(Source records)
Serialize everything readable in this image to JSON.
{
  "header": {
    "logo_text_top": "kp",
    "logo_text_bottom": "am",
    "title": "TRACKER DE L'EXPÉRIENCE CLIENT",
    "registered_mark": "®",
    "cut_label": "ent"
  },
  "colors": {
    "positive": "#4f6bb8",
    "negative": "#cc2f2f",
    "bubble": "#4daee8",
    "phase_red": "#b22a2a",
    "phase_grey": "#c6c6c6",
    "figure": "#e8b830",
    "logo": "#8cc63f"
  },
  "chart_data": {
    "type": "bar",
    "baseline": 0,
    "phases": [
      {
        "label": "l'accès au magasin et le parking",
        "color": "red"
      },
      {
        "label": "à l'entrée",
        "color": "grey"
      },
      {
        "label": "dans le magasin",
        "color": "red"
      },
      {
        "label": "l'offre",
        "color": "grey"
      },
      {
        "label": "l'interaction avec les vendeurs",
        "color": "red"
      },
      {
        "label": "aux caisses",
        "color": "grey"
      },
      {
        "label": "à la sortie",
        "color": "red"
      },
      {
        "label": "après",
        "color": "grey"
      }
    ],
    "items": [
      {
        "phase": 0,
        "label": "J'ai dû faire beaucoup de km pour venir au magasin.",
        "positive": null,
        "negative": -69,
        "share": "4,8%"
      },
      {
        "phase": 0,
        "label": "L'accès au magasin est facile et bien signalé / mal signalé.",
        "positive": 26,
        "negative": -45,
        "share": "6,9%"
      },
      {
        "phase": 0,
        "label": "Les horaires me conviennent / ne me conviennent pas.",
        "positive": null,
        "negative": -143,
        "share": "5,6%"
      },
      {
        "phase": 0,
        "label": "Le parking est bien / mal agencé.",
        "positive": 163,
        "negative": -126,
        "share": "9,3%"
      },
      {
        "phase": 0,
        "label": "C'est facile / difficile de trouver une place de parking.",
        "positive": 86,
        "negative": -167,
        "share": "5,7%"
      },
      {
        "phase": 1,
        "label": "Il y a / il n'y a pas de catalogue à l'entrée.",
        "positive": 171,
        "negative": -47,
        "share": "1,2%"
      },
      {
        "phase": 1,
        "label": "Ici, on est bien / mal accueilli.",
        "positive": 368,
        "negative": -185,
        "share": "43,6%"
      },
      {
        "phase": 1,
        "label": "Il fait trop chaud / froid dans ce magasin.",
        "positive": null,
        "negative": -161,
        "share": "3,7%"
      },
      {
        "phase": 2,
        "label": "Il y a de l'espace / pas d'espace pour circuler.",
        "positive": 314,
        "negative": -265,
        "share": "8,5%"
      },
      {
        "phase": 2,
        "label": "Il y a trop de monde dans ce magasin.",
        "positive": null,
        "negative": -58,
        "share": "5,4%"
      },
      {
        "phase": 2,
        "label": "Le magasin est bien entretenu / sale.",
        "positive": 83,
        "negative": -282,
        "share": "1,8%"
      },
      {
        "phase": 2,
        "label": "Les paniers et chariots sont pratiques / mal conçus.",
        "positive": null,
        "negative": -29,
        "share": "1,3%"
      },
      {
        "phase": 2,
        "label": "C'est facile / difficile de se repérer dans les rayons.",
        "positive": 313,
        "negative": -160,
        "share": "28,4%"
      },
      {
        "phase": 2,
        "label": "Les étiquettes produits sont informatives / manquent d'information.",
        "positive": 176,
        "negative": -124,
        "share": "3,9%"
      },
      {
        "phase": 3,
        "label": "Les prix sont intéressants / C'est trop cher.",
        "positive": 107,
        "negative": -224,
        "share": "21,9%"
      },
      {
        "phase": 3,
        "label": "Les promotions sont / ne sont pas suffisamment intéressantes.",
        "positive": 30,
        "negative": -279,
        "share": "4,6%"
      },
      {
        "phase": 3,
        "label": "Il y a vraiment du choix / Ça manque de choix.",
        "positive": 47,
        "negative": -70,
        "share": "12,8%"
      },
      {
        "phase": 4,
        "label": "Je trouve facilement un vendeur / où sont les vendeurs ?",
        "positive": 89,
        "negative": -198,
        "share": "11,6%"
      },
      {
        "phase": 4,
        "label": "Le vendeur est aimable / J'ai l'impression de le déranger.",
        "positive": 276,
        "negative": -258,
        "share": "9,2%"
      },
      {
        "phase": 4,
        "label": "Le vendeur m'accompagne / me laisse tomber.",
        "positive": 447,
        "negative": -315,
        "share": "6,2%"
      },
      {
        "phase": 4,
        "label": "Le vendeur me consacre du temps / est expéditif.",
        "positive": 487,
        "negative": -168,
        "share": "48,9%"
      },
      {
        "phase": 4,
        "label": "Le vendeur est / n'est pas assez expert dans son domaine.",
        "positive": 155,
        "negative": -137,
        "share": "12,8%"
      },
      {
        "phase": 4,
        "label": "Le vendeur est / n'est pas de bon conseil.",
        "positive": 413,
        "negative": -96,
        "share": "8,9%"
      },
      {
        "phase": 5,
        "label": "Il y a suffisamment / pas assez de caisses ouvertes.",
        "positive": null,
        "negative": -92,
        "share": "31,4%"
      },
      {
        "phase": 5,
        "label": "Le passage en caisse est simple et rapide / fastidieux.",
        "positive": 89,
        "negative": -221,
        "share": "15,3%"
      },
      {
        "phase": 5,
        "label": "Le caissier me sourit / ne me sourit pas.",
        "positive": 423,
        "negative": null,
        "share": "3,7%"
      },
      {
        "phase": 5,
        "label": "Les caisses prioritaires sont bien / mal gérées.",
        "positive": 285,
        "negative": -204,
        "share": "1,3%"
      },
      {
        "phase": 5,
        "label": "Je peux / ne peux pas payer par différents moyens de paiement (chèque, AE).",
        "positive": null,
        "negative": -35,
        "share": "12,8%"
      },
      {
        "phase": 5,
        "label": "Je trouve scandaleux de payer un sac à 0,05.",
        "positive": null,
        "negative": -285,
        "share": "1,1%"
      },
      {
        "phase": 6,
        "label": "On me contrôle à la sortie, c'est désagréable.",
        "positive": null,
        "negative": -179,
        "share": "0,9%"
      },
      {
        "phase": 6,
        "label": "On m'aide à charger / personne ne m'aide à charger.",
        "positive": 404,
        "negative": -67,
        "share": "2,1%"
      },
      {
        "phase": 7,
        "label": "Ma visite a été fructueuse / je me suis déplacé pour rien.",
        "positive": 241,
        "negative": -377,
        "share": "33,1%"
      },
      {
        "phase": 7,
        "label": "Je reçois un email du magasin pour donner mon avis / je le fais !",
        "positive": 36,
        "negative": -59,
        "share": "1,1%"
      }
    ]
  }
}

**PROBLEM STATEMENT:**
Set down the listing above in full, please, exactly as it appears.

**TASK OUTPUT:**
Serialize everything readable in this image to JSON.
{
  "header": {
    "logo_text_top": "kp",
    "logo_text_bottom": "am",
    "title": "TRACKER DE L'EXPÉRIENCE CLIENT",
    "registered_mark": "®",
    "cut_label": "ent"
  },
  "colors": {
    "positive": "#4f6bb8",
    "negative": "#cc2f2f",
    "bubble": "#4daee8",
    "phase_red": "#b22a2a",
    "phase_grey": "#c6c6c6",
    "figure": "#e8b830",
    "logo": "#8cc63f"
  },
  "chart_data": {
    "type": "bar",
    "baseline": 0,
    "phases": [
      {
        "label": "l'accès au magasin et le parking",
        "color": "red"
      },
      {
        "label": "à l'entrée",
        "color": "grey"
      },
      {
        "label": "dans le magasin",
        "color": "red"
      },
      {
        "label": "l'offre",
        "color": "grey"
      },
      {
        "label": "l'interaction avec les vendeurs",
        "color": "red"
      },
      {
        "label": "aux caisses",
        "color": "grey"
      },
      {
        "label": "à la sortie",
        "color": "red"
      },
      {
        "label": "après",
        "color": "grey"
      }
    ],
    "items": [
      {
        "phase": 0,
        "label": "J'ai dû faire beaucoup de km pour venir au magasin.",
        "positive": null,
        "negative": -69,
        "share": "4,8%"
      },
      {
        "phase": 0,
        "label": "L'accès au magasin est facile et bien signalé / mal signalé.",
        "positive": 26,
        "negative": -45,
        "share": "6,9%"
      },
      {
        "phase": 0,
        "label": "Les horaires me conviennent / ne me conviennent pas.",
        "positive": null,
        "negative": -143,
        "share": "5,6%"
      },
      {
        "phase": 0,
        "label": "Le parking est bien / mal agencé.",
        "positive": 163,
        "negative": -126,
        "share": "9,3%"
      },
      {
        "phase": 0,
        "label": "C'est facile / difficile de trouver une place de parking.",
        "positive": 86,
        "negative": -167,
        "share": "5,7%"
      },
      {
        "phase": 1,
        "label": "Il y a / il n'y a pas de catalogue à l'entrée.",
        "positive": 171,
        "negative": -47,
        "share": "1,2%"
      },
      {
        "phase": 1,
        "label": "Ici, on est bien / mal accueilli.",
        "positive": 368,
        "negative": -185,
        "share": "43,6%"
      },
      {
        "phase": 1,
        "label": "Il fait trop chaud / froid dans ce magasin.",
        "positive": null,
        "negative": -161,
        "share": "3,7%"
      },
      {
        "phase": 2,
        "label": "Il y a de l'espace / pas d'espace pour circuler.",
        "positive": 314,
        "negative": -265,
        "share": "8,5%"
      },
      {
        "phase": 2,
        "label": "Il y a trop de monde dans ce magasin.",
        "positive": null,
        "negative": -58,
        "share": "5,4%"
      },
      {
        "phase": 2,
        "label": "Le magasin est bien entretenu / sale.",
        "positive": 83,
        "negative": -282,
        "share": "1,8%"
      },
      {
        "phase": 2,
        "label": "Les paniers et chariots sont pratiques / mal conçus.",
        "positive": null,
        "negative": -29,
        "share": "1,3%"
      },
      {
        "phase": 2,
        "label": "C'est facile / difficile de se repérer dans les rayons.",
        "positive": 313,
        "negative": -160,
        "share": "28,4%"
      },
      {
        "phase": 2,
        "label": "Les étiquettes produits sont informatives / manquent d'information.",
        "positive": 176,
        "negative": -124,
        "share": "3,9%"
      },
      {
        "phase": 3,
        "label": "Les prix sont intéressants / C'est trop cher.",
        "positive": 107,
        "negative": -224,
        "share": "21,9%"
      },
      {
        "phase": 3,
        "label": "Les promotions sont / ne sont pas suffisamment intéressantes.",
        "positive": 30,
        "negative": -279,
        "share": "4,6%"
      },
      {
        "phase": 3,
        "label": "Il y a vraiment du choix / Ça manque de choix.",
        "positive": 47,
        "negative": -70,
        "share": "12,8%"
      },
      {
        "phase": 4,
        "label": "Je trouve facilement un vendeur / où sont les vendeurs ?",
        "positive": 89,
        "negative": -198,
        "share": "11,6%"
      },
      {
        "phase": 4,
        "label": "Le vendeur est aimable / J'ai l'impression de le déranger.",
        "positive": 276,
        "negative": -258,
        "share": "9,2%"
      },
      {
        "phase": 4,
        "label": "Le vendeur m'accompagne / me laisse tomber.",
        "positive": 447,
        "negative": -315,
        "share": "6,2%"
      },
      {
        "phase": 4,
        "label": "Le vendeur me consacre du temps / est expéditif.",
        "positive": 487,
        "negative": -168,
        "share": "48,9%"
      },
      {
        "phase": 4,
        "label": "Le vendeur est / n'est pas assez expert dans son domaine.",
        "positive": 155,
        "negative": -137,
        "share": "12,8%"
      },
      {
        "phase": 4,
        "label": "Le vendeur est / n'est pas de bon conseil.",
        "positive": 413,
        "negative": -96,
        "share": "8,9%"
      },
      {
        "phase": 5,
        "label": "Il y a suffisamment / pas assez de caisses ouvertes.",
        "positive": null,
        "negative": -92,
        "share": "31,4%"
      },
      {
        "phase": 5,
        "label": "Le passage en caisse est simple et rapide / fastidieux.",
        "positive": 89,
        "negative": -221,
        "share": "15,3%"
      },
      {
        "phase": 5,
        "label": "Le caissier me sourit / ne me sourit pas.",
        "positive": 423,
        "negative": null,
        "share": "3,7%"
      },
      {
        "phase": 5,
        "label": "Les caisses prioritaires sont bien / mal gérées.",
        "positive": 285,
        "negative": -204,
        "share": "1,3%"
      },
      {
        "phase": 5,
        "label": "Je peux / ne peux pas payer par différents moyens de paiement (chèque, AE).",
        "positive": null,
        "negative": -35,
        "share": "12,8%"
      },
      {
        "phase": 5,
        "label": "Je trouve scandaleux de payer un sac à 0,05.",
        "positive": null,
        "negative": -285,
        "share": "1,1%"
      },
      {
        "phase": 6,
        "label": "On me contrôle à la sortie, c'est désagréable.",
        "positive": null,
        "negative": -179,
        "share": "0,9%"
      },
      {
        "phase": 6,
        "label": "On m'aide à charger / personne ne m'aide à charger.",
        "positive": 404,
        "negative": -67,
        "share": "2,1%"
      },
      {
        "phase": 7,
        "label": "Ma visite a été fructueuse / je me suis déplacé pour rien.",
        "positive": 241,
        "negative": -377,
        "share": "33,1%"
      },
      {
        "phase": 7,
        "label": "Je reçois un email du magasin pour donner mon avis / je le fais !",
        "positive": 36,
        "negative": -59,
        "share": "1,1%"
      }
    ]
  }
}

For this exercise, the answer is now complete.